**Dataset excerpts:**
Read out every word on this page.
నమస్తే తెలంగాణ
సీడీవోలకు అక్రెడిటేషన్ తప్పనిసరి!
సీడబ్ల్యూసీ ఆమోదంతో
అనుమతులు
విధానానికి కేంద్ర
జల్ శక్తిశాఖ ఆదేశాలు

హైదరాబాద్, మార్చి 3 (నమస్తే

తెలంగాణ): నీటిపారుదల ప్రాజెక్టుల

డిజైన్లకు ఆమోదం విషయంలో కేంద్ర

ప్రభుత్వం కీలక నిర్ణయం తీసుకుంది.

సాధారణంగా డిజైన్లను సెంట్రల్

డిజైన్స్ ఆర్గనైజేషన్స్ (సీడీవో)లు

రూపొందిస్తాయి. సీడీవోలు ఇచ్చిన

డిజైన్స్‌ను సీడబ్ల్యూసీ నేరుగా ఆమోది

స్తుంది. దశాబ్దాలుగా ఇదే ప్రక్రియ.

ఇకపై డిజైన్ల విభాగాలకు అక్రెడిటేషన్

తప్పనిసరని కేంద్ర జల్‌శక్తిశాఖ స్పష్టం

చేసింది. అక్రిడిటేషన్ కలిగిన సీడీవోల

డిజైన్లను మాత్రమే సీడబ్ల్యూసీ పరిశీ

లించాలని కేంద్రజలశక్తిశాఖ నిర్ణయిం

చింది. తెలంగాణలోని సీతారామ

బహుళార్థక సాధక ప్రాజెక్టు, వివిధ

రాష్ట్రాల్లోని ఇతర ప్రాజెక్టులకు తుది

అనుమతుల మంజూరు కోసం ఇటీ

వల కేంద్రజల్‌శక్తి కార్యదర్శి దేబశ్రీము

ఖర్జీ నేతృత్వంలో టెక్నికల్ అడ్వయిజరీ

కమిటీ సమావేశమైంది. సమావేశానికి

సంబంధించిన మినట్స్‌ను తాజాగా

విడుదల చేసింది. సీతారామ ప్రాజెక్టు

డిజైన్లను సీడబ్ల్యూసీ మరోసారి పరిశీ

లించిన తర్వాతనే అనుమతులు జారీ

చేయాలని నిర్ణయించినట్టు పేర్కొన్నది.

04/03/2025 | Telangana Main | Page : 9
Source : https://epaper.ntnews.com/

**Set task:** From the records above, please extract every line and repeat it exactly.

**Answer to the exercise:**
Read out every word on this page.
నమస్తే తెలంగాణ
సీడీవోలకు అక్రెడిటేషన్ తప్పనిసరి!
సీడబ్ల్యూసీ ఆమోదంతో
అనుమతులు
విధానానికి కేంద్ర
జల్ శక్తిశాఖ ఆదేశాలు

హైదరాబాద్, మార్చి 3 (నమస్తే

తెలంగాణ): నీటిపారుదల ప్రాజెక్టుల

డిజైన్లకు ఆమోదం విషయంలో కేంద్ర

ప్రభుత్వం కీలక నిర్ణయం తీసుకుంది.

సాధారణంగా డిజైన్లను సెంట్రల్

డిజైన్స్ ఆర్గనైజేషన్స్ (సీడీవో)లు

రూపొందిస్తాయి. సీడీవోలు ఇచ్చిన

డిజైన్స్‌ను సీడబ్ల్యూసీ నేరుగా ఆమోది

స్తుంది. దశాబ్దాలుగా ఇదే ప్రక్రియ.

ఇకపై డిజైన్ల విభాగాలకు అక్రెడిటేషన్

తప్పనిసరని కేంద్ర జల్‌శక్తిశాఖ స్పష్టం

చేసింది. అక్రిడిటేషన్ కలిగిన సీడీవోల

డిజైన్లను మాత్రమే సీడబ్ల్యూసీ పరిశీ

లించాలని కేంద్రజలశక్తిశాఖ నిర్ణయిం

చింది. తెలంగాణలోని సీతారామ

బహుళార్థక సాధక ప్రాజెక్టు, వివిధ

రాష్ట్రాల్లోని ఇతర ప్రాజెక్టులకు తుది

అనుమతుల మంజూరు కోసం ఇటీ

వల కేంద్రజల్‌శక్తి కార్యదర్శి దేబశ్రీము

ఖర్జీ నేతృత్వంలో టెక్నికల్ అడ్వయిజరీ

కమిటీ సమావేశమైంది. సమావేశానికి

సంబంధించిన మినట్స్‌ను తాజాగా

విడుదల చేసింది. సీతారామ ప్రాజెక్టు

డిజైన్లను సీడబ్ల్యూసీ మరోసారి పరిశీ

లించిన తర్వాతనే అనుమతులు జారీ

చేయాలని నిర్ణయించినట్టు పేర్కొన్నది.

04/03/2025 | Telangana Main | Page : 9
Source : https://epaper.ntnews.com/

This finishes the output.